PROBLEM DESCRIPTION:
Using the material that follows, identify and copy each line with the string "Regulation".

# THE DATA start

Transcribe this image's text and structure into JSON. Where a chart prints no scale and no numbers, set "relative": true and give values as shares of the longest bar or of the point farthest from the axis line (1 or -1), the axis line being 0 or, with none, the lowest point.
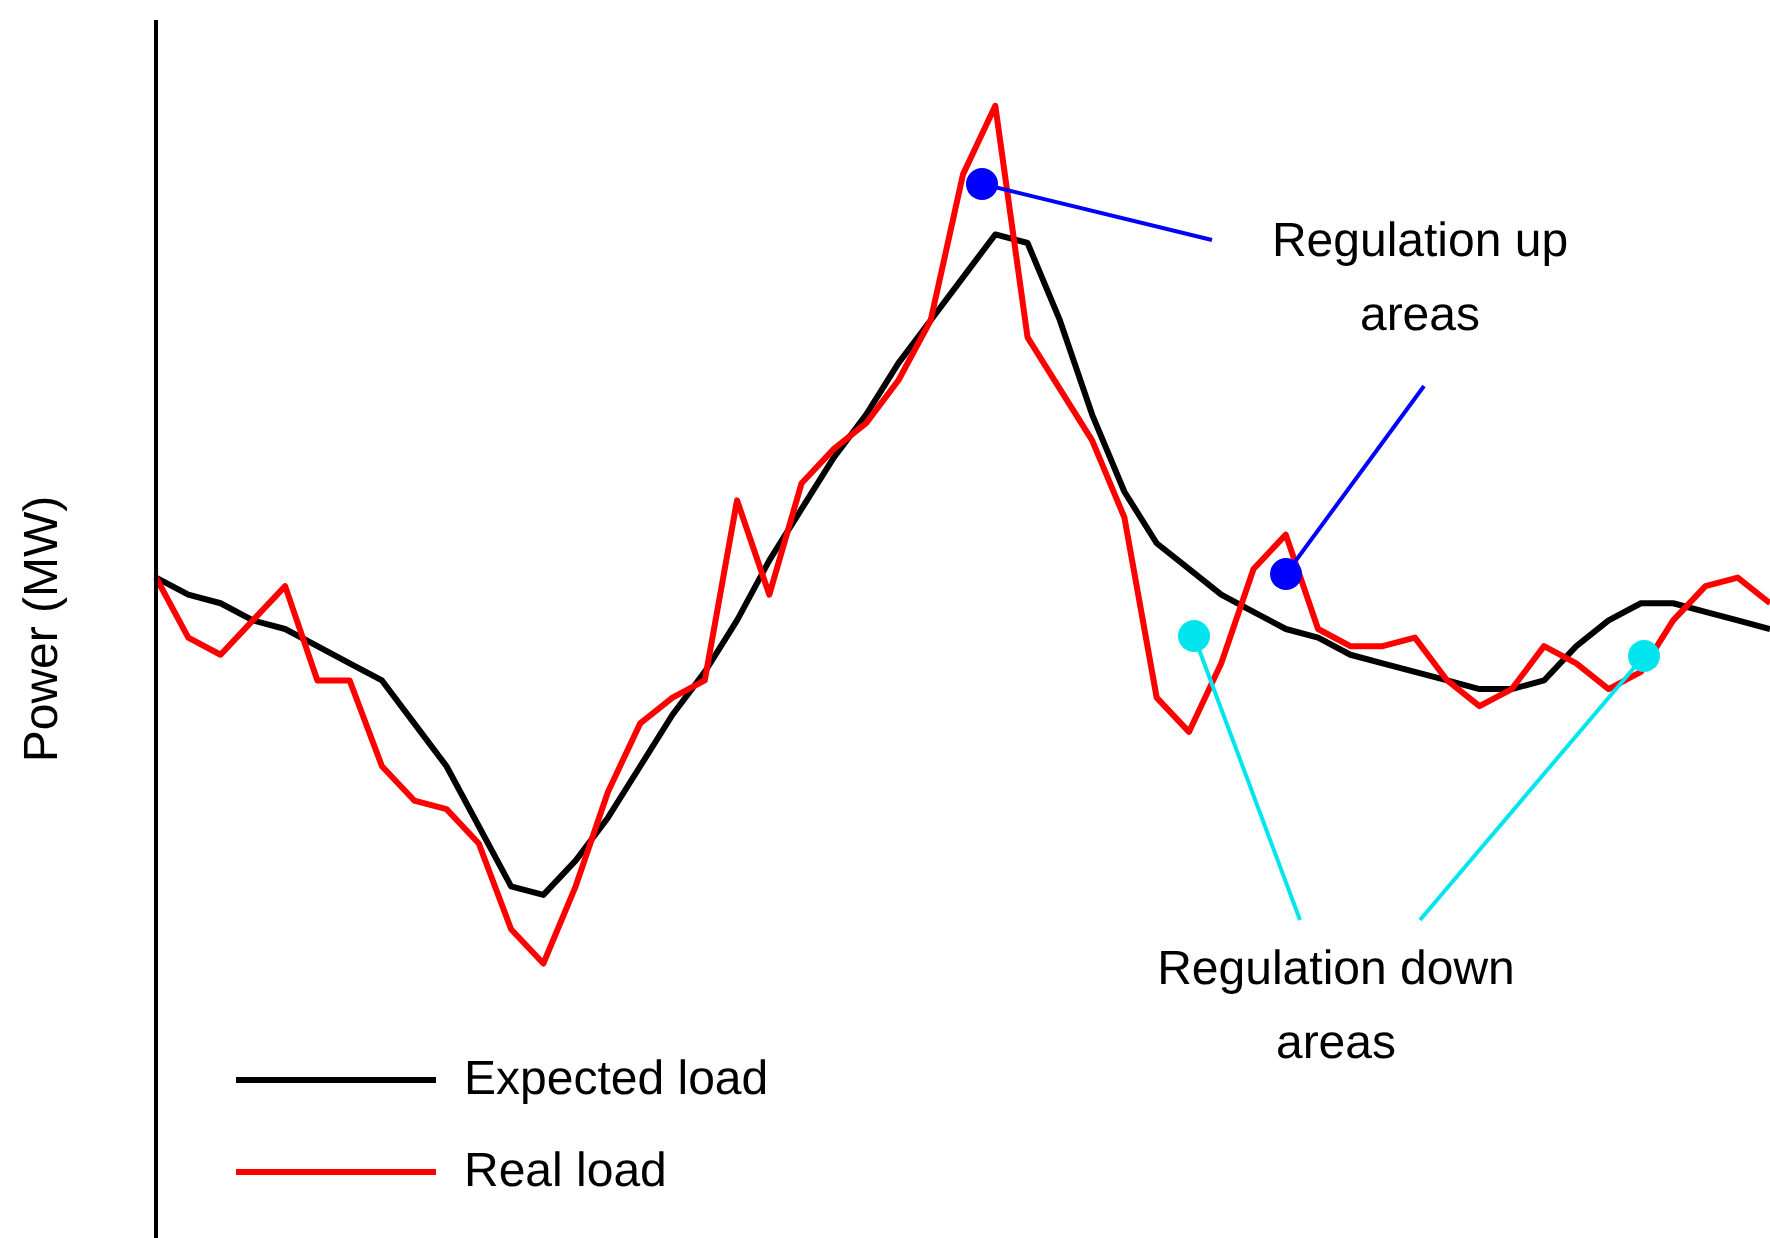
{
  "chart_data": {
    "type": "line",
    "relative": true,
    "ylabel": "Power (MW)",
    "legend": "bottom left",
    "categories": [
      null,
      null,
      null,
      null,
      null,
      null,
      null,
      null,
      null,
      null,
      null,
      null,
      null,
      null,
      null,
      null,
      null,
      null,
      null,
      null,
      null,
      null,
      null,
      null,
      null,
      null,
      null,
      null,
      null,
      null,
      null,
      null,
      null,
      null,
      null,
      null,
      null,
      null,
      null,
      null,
      null,
      null,
      null,
      null,
      null,
      null,
      null,
      null,
      null,
      null,
      null
    ],
    "series": [
      {
        "name": "Expected load",
        "color": "#000000",
        "values": [
          0.45,
          0.43,
          0.42,
          0.4,
          0.39,
          0.37,
          0.35,
          0.33,
          0.28,
          0.23,
          0.16,
          0.09,
          0.08,
          0.12,
          0.17,
          0.23,
          0.29,
          0.34,
          0.4,
          0.47,
          0.53,
          0.59,
          0.64,
          0.7,
          0.75,
          0.8,
          0.85,
          0.84,
          0.75,
          0.64,
          0.55,
          0.49,
          0.46,
          0.43,
          0.41,
          0.39,
          0.38,
          0.36,
          0.35,
          0.34,
          0.33,
          0.32,
          0.32,
          0.33,
          0.37,
          0.4,
          0.42,
          0.42,
          0.41,
          0.4,
          0.39
        ]
      },
      {
        "name": "Real load",
        "color": "#ff0000",
        "values": [
          0.45,
          0.38,
          0.36,
          0.4,
          0.44,
          0.33,
          0.33,
          0.23,
          0.19,
          0.18,
          0.14,
          0.04,
          0,
          0.09,
          0.2,
          0.28,
          0.31,
          0.33,
          0.54,
          0.43,
          0.56,
          0.6,
          0.63,
          0.68,
          0.75,
          0.92,
          1,
          0.73,
          0.67,
          0.61,
          0.52,
          0.31,
          0.27,
          0.35,
          0.46,
          0.5,
          0.39,
          0.37,
          0.37,
          0.38,
          0.33,
          0.3,
          0.32,
          0.37,
          0.35,
          0.32,
          0.34,
          0.4,
          0.44,
          0.45,
          0.42
        ]
      }
    ],
    "annotations": [
      "Regulation up areas",
      "Regulation down areas"
    ]
  }
}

# THE DATA end

FULL RESPONSE:
      "Regulation up areas",
      "Regulation down areas"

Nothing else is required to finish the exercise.